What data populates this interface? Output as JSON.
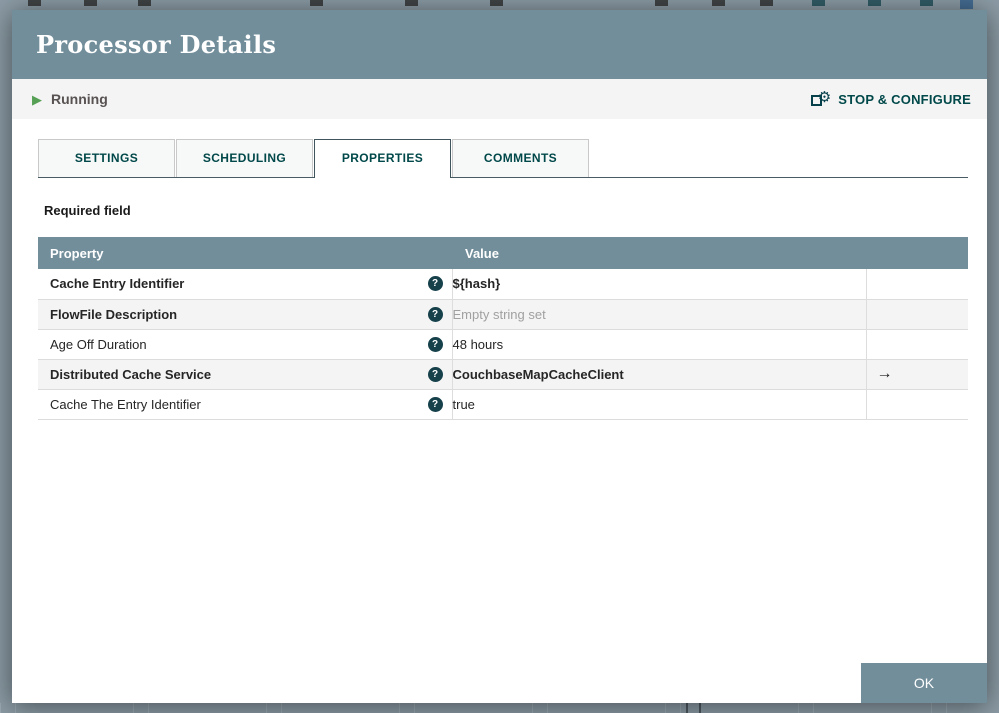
{
  "icons": {
    "run": "▶",
    "stop_configure": "⚙",
    "help": "?",
    "goto": "→"
  },
  "colors": {
    "header_bg": "#728e9b",
    "accent_teal": "#004849",
    "running_green": "#55a055",
    "row_alt_bg": "#f4f4f4",
    "backdrop": "#8c9ca6"
  },
  "dialog": {
    "title": "Processor Details",
    "status": {
      "label": "Running"
    },
    "actions": {
      "stop_configure": "STOP & CONFIGURE",
      "ok": "OK"
    },
    "tabs": [
      {
        "label": "SETTINGS",
        "active": false
      },
      {
        "label": "SCHEDULING",
        "active": false
      },
      {
        "label": "PROPERTIES",
        "active": true
      },
      {
        "label": "COMMENTS",
        "active": false
      }
    ],
    "required_note": "Required field",
    "table": {
      "headers": {
        "property": "Property",
        "value": "Value"
      },
      "rows": [
        {
          "property": "Cache Entry Identifier",
          "value": "${hash}",
          "required": true,
          "value_set": true,
          "goto": false
        },
        {
          "property": "FlowFile Description",
          "value": "Empty string set",
          "required": true,
          "value_set": false,
          "goto": false
        },
        {
          "property": "Age Off Duration",
          "value": "48 hours",
          "required": false,
          "value_set": true,
          "goto": false
        },
        {
          "property": "Distributed Cache Service",
          "value": "CouchbaseMapCacheClient",
          "required": true,
          "value_set": true,
          "goto": true
        },
        {
          "property": "Cache The Entry Identifier",
          "value": "true",
          "required": false,
          "value_set": true,
          "goto": false
        }
      ]
    }
  }
}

WHAT IS NEEDED =
Write out the records above exactly as they appear, leaving out any pictures.

TASK SOLUTION =
What data populates this interface? Output as JSON.
{
  "icons": {
    "run": "▶",
    "stop_configure": "⚙",
    "help": "?",
    "goto": "→"
  },
  "colors": {
    "header_bg": "#728e9b",
    "accent_teal": "#004849",
    "running_green": "#55a055",
    "row_alt_bg": "#f4f4f4",
    "backdrop": "#8c9ca6"
  },
  "dialog": {
    "title": "Processor Details",
    "status": {
      "label": "Running"
    },
    "actions": {
      "stop_configure": "STOP & CONFIGURE",
      "ok": "OK"
    },
    "tabs": [
      {
        "label": "SETTINGS",
        "active": false
      },
      {
        "label": "SCHEDULING",
        "active": false
      },
      {
        "label": "PROPERTIES",
        "active": true
      },
      {
        "label": "COMMENTS",
        "active": false
      }
    ],
    "required_note": "Required field",
    "table": {
      "headers": {
        "property": "Property",
        "value": "Value"
      },
      "rows": [
        {
          "property": "Cache Entry Identifier",
          "value": "${hash}",
          "required": true,
          "value_set": true,
          "goto": false
        },
        {
          "property": "FlowFile Description",
          "value": "Empty string set",
          "required": true,
          "value_set": false,
          "goto": false
        },
        {
          "property": "Age Off Duration",
          "value": "48 hours",
          "required": false,
          "value_set": true,
          "goto": false
        },
        {
          "property": "Distributed Cache Service",
          "value": "CouchbaseMapCacheClient",
          "required": true,
          "value_set": true,
          "goto": true
        },
        {
          "property": "Cache The Entry Identifier",
          "value": "true",
          "required": false,
          "value_set": true,
          "goto": false
        }
      ]
    }
  }
}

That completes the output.